**TEXTE À ANALYSER:**
###

De son côté, la direction du groupe, qui produit sous diverses marques des produits d'hygiène et compte plus de 2.500 salariés en France, se défend en invoquant son souhait de "renforcer la prévention et la sécurité des collaborateurs".
Nous essayons de faire en sorte d'explorer tous les systèmes qui pourraient contribuer à préserver la santé de nos salariés. Nous avons été précurseurs dans la mise en place des gestes barrières, du port du masque et du respect des distanciations. La sécurité et la santé de tous nos collaborateurs sont notre priorité absolue.
Les boîtiers Phi-Data, fabriqués en Belgique, qui seraient portés par chaque salarié pourront émettre un signal quand la distanciation physique entre deux personnes ne sera pas respectée. La direction du groupe précise qu'elle préfère l'option proposant une vibration plutôt qu'une lumière ou un bruit pour prévenir le salarié. "Ce boîtier pourra être mis dans la poche ou porté à la ceinture et pas autour du cou" précise le directeur de la communication du groupe. Il souhaite répondre ainsi à la polémique lancée par la CFDT qui parle dans un communiqué de "colliers" et compare "le système à celui qui dissuade les chiens d’aboyer".

###

**TRAVAIL DEMANDÉ:**
A. Recopiez fidèlement le passage du texte à analyser qui va de « Nous essayons de » jusqu'à « notre priorité absolue. ».
B. Veuillez poursuivre le texte sur les boîtiers de distanciation physique à la suite de sa dernière phrase.

Entrées de données:

###

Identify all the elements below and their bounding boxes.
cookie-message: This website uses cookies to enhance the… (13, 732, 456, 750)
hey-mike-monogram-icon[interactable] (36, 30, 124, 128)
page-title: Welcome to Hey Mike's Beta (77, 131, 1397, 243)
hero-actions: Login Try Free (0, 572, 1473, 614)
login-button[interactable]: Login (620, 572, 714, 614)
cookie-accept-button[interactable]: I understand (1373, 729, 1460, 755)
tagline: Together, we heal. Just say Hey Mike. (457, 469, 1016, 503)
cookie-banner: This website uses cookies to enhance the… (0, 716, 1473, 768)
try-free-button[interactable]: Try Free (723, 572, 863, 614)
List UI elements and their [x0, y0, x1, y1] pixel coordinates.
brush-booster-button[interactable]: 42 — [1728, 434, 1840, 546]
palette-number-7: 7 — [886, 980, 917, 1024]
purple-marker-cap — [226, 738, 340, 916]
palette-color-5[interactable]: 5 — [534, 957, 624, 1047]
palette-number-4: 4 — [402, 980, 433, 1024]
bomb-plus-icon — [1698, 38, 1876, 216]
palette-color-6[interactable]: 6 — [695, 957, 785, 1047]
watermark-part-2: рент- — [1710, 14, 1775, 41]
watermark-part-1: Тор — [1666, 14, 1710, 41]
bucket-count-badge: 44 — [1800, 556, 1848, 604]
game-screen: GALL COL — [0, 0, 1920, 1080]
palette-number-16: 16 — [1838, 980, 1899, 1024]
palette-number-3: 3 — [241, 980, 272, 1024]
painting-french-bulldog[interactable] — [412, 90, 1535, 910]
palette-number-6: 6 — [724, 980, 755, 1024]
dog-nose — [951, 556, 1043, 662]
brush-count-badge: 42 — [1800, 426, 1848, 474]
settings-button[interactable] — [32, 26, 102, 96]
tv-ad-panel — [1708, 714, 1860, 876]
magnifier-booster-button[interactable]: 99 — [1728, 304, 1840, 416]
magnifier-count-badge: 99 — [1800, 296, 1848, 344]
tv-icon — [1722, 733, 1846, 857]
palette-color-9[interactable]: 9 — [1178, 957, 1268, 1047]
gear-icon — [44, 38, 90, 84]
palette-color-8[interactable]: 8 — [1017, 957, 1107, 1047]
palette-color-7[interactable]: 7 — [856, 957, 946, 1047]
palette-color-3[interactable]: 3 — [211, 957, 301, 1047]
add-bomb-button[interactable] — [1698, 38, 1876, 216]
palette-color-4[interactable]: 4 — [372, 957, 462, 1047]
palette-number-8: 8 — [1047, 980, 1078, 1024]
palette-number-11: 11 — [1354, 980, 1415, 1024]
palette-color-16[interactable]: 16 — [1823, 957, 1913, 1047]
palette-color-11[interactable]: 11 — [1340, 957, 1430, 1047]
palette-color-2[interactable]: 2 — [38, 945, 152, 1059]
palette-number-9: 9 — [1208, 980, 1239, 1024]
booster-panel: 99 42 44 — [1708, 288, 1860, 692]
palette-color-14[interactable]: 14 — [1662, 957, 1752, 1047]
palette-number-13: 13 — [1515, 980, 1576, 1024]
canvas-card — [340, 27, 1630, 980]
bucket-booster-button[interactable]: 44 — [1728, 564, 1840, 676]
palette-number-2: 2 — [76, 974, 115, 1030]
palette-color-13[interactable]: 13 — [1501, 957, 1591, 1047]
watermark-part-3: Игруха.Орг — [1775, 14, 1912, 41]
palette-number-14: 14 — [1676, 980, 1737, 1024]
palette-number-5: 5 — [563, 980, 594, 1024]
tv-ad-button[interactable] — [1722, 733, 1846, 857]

###

**RÉSULTATS OBTENUS:**
A.
Nous essayons de faire en sorte d'explorer tous les systèmes qui pourraient contribuer à préserver la santé de nos salariés. Nous avons été précurseurs dans la mise en place des gestes barrières, du port du masque et du respect des distanciations. La sécurité et la santé de tous nos collaborateurs sont notre priorité absolue.

B.
"Une mesure injustifiée" pour la CFDT
Ce système permet d'alarmer en cas de rapprochement physique trop important, il permet de remonter aussi la chaîne des contacts d'un salarié. En interrogeant la base des données enregistrées par les boîtiers, le référent Covid du site pourra retrouver les cas contacts d'un salarié qui se serait au préalable déclaré malade du Covid.
"C'est un gain de temps et d'effacité pour la prévention du Covid au sein de l'entreprise" assure le représentant de la direction. Il s'agit d'une mesure totalement "injustifiée" répond la CFDT qui ajoute que l'Assurance Maladie et les Agences Régionales de Santé se chargent déjà de ce traçage des cas contacts d'un malade. Le syndicat s'interroge également sur la préservation des données personnelles et l'anonymisation des boîtiers. Comment le système peut-il remonter les contacts si chaque boîtier est anonymisé et identifié par un simple numéro comme l'assure la direction.
Ce dispositif serait sans système de géolocalisation et non relié à des informations personnelles sensibles. Les règles RGPD, de la CNIL et l’anonymat seraient bien évidemment respectés.
Pour l'heure, aucun boîtier n'a encore été distribué aux salariés français. Le projet n'en est qu'au stade de la concertation. Celle-ci se mène actuellement au niveau national.
En France, nous en sommes au stade des discussions avec les représentants du personnel. Nous souhaitons mettre en place des groupes de travail avec les équipes qui seraient volontaires pour tester ce dispositif sur le terrain. C'est de notre responsabilité de le faire tester par des volontaires. Il faut avoir le courage d'explorer des solutions nouvelles pour l'avenir. Nous ne sommes pas certains que demain d'autres variants ou d'autres épidémies n'apparaissent.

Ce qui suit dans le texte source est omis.